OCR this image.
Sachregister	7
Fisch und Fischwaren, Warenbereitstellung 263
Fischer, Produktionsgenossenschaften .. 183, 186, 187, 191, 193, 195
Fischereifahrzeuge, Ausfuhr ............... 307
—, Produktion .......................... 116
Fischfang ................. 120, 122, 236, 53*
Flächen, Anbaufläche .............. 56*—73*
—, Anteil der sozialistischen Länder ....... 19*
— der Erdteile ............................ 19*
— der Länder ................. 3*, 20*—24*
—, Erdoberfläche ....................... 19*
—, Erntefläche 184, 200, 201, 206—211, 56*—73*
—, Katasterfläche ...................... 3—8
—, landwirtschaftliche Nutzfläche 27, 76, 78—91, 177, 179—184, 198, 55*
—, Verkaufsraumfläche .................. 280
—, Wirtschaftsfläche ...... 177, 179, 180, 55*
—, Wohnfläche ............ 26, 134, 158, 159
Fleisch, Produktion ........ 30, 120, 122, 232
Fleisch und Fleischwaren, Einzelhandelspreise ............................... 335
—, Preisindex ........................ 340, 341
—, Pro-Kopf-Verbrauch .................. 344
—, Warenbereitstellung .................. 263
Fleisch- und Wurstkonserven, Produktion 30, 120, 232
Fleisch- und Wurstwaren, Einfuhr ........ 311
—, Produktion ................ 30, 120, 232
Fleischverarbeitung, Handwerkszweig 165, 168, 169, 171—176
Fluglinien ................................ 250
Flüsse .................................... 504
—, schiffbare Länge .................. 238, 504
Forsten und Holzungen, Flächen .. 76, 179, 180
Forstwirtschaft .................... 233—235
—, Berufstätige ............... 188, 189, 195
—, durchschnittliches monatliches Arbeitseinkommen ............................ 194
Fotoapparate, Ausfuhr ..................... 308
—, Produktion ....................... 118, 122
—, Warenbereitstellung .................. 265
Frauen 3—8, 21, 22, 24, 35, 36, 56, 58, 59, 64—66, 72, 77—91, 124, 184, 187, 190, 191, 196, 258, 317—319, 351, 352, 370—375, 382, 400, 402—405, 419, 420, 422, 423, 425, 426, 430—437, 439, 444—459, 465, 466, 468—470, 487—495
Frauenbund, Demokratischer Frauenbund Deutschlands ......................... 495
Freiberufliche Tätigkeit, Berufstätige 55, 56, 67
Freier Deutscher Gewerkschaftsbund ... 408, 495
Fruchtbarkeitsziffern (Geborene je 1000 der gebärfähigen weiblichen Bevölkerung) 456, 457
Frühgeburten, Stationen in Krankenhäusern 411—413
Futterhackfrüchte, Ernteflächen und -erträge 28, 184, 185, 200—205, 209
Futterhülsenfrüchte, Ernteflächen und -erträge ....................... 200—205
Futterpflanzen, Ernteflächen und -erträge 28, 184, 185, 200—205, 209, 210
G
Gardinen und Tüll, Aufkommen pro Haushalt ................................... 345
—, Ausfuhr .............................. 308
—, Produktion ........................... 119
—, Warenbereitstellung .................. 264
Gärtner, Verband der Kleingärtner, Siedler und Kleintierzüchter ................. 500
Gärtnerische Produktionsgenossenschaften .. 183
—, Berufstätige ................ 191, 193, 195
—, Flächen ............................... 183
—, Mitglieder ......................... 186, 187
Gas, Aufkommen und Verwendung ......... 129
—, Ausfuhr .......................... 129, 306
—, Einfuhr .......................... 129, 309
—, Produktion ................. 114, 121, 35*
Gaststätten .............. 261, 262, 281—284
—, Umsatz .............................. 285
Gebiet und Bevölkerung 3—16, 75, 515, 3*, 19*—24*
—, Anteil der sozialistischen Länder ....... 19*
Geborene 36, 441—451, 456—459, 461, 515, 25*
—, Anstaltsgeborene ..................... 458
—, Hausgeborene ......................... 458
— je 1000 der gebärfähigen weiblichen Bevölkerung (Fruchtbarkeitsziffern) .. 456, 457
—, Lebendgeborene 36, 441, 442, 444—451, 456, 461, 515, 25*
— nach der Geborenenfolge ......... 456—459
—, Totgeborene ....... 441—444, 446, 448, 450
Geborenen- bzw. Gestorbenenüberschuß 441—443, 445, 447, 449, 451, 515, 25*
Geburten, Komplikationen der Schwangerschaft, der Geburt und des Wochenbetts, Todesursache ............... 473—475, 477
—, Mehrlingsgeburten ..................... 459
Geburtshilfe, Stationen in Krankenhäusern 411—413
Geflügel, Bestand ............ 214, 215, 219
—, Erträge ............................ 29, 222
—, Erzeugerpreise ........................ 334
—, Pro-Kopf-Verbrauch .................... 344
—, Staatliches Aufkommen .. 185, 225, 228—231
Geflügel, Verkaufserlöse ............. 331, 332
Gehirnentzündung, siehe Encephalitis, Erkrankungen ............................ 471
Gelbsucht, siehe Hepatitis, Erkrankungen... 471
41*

▶ **Exercise prompt**: Reproduce the entries above exactly.

▶ **Solution**:
OCR this image.
Sachregister	7
Fisch und Fischwaren, Warenbereitstellung 263
Fischer, Produktionsgenossenschaften .. 183, 186, 187, 191, 193, 195
Fischereifahrzeuge, Ausfuhr ............... 307
—, Produktion .......................... 116
Fischfang ................. 120, 122, 236, 53*
Flächen, Anbaufläche .............. 56*—73*
—, Anteil der sozialistischen Länder ....... 19*
— der Erdteile ............................ 19*
— der Länder ................. 3*, 20*—24*
—, Erdoberfläche ....................... 19*
—, Erntefläche 184, 200, 201, 206—211, 56*—73*
—, Katasterfläche ...................... 3—8
—, landwirtschaftliche Nutzfläche 27, 76, 78—91, 177, 179—184, 198, 55*
—, Verkaufsraumfläche .................. 280
—, Wirtschaftsfläche ...... 177, 179, 180, 55*
—, Wohnfläche ............ 26, 134, 158, 159
Fleisch, Produktion ........ 30, 120, 122, 232
Fleisch und Fleischwaren, Einzelhandelspreise ............................... 335
—, Preisindex ........................ 340, 341
—, Pro-Kopf-Verbrauch .................. 344
—, Warenbereitstellung .................. 263
Fleisch- und Wurstkonserven, Produktion 30, 120, 232
Fleisch- und Wurstwaren, Einfuhr ........ 311
—, Produktion ................ 30, 120, 232
Fleischverarbeitung, Handwerkszweig 165, 168, 169, 171—176
Fluglinien ................................ 250
Flüsse .................................... 504
—, schiffbare Länge .................. 238, 504
Forsten und Holzungen, Flächen .. 76, 179, 180
Forstwirtschaft .................... 233—235
—, Berufstätige ............... 188, 189, 195
—, durchschnittliches monatliches Arbeitseinkommen ............................ 194
Fotoapparate, Ausfuhr ..................... 308
—, Produktion ....................... 118, 122
—, Warenbereitstellung .................. 265
Frauen 3—8, 21, 22, 24, 35, 36, 56, 58, 59, 64—66, 72, 77—91, 124, 184, 187, 190, 191, 196, 258, 317—319, 351, 352, 370—375, 382, 400, 402—405, 419, 420, 422, 423, 425, 426, 430—437, 439, 444—459, 465, 466, 468—470, 487—495
Frauenbund, Demokratischer Frauenbund Deutschlands ......................... 495
Freiberufliche Tätigkeit, Berufstätige 55, 56, 67
Freier Deutscher Gewerkschaftsbund ... 408, 495
Fruchtbarkeitsziffern (Geborene je 1000 der gebärfähigen weiblichen Bevölkerung) 456, 457
Frühgeburten, Stationen in Krankenhäusern 411—413
Futterhackfrüchte, Ernteflächen und -erträge 28, 184, 185, 200—205, 209
Futterhülsenfrüchte, Ernteflächen und -erträge ....................... 200—205
Futterpflanzen, Ernteflächen und -erträge 28, 184, 185, 200—205, 209, 210
G
Gardinen und Tüll, Aufkommen pro Haushalt ................................... 345
—, Ausfuhr .............................. 308
—, Produktion ........................... 119
—, Warenbereitstellung .................. 264
Gärtner, Verband der Kleingärtner, Siedler und Kleintierzüchter ................. 500
Gärtnerische Produktionsgenossenschaften .. 183
—, Berufstätige ................ 191, 193, 195
—, Flächen ............................... 183
—, Mitglieder ......................... 186, 187
Gas, Aufkommen und Verwendung ......... 129
—, Ausfuhr .......................... 129, 306
—, Einfuhr .......................... 129, 309
—, Produktion ................. 114, 121, 35*
Gaststätten .............. 261, 262, 281—284
—, Umsatz .............................. 285
Gebiet und Bevölkerung 3—16, 75, 515, 3*, 19*—24*
—, Anteil der sozialistischen Länder ....... 19*
Geborene 36, 441—451, 456—459, 461, 515, 25*
—, Anstaltsgeborene ..................... 458
—, Hausgeborene ......................... 458
— je 1000 der gebärfähigen weiblichen Bevölkerung (Fruchtbarkeitsziffern) .. 456, 457
—, Lebendgeborene 36, 441, 442, 444—451, 456, 461, 515, 25*
— nach der Geborenenfolge ......... 456—459
—, Totgeborene ....... 441—444, 446, 448, 450
Geborenen- bzw. Gestorbenenüberschuß 441—443, 445, 447, 449, 451, 515, 25*
Geburten, Komplikationen der Schwangerschaft, der Geburt und des Wochenbetts, Todesursache ............... 473—475, 477
—, Mehrlingsgeburten ..................... 459
Geburtshilfe, Stationen in Krankenhäusern 411—413
Geflügel, Bestand ............ 214, 215, 219
—, Erträge ............................ 29, 222
—, Erzeugerpreise ........................ 334
—, Pro-Kopf-Verbrauch .................... 344
—, Staatliches Aufkommen .. 185, 225, 228—231
Geflügel, Verkaufserlöse ............. 331, 332
Gehirnentzündung, siehe Encephalitis, Erkrankungen ............................ 471
Gelbsucht, siehe Hepatitis, Erkrankungen... 471
41*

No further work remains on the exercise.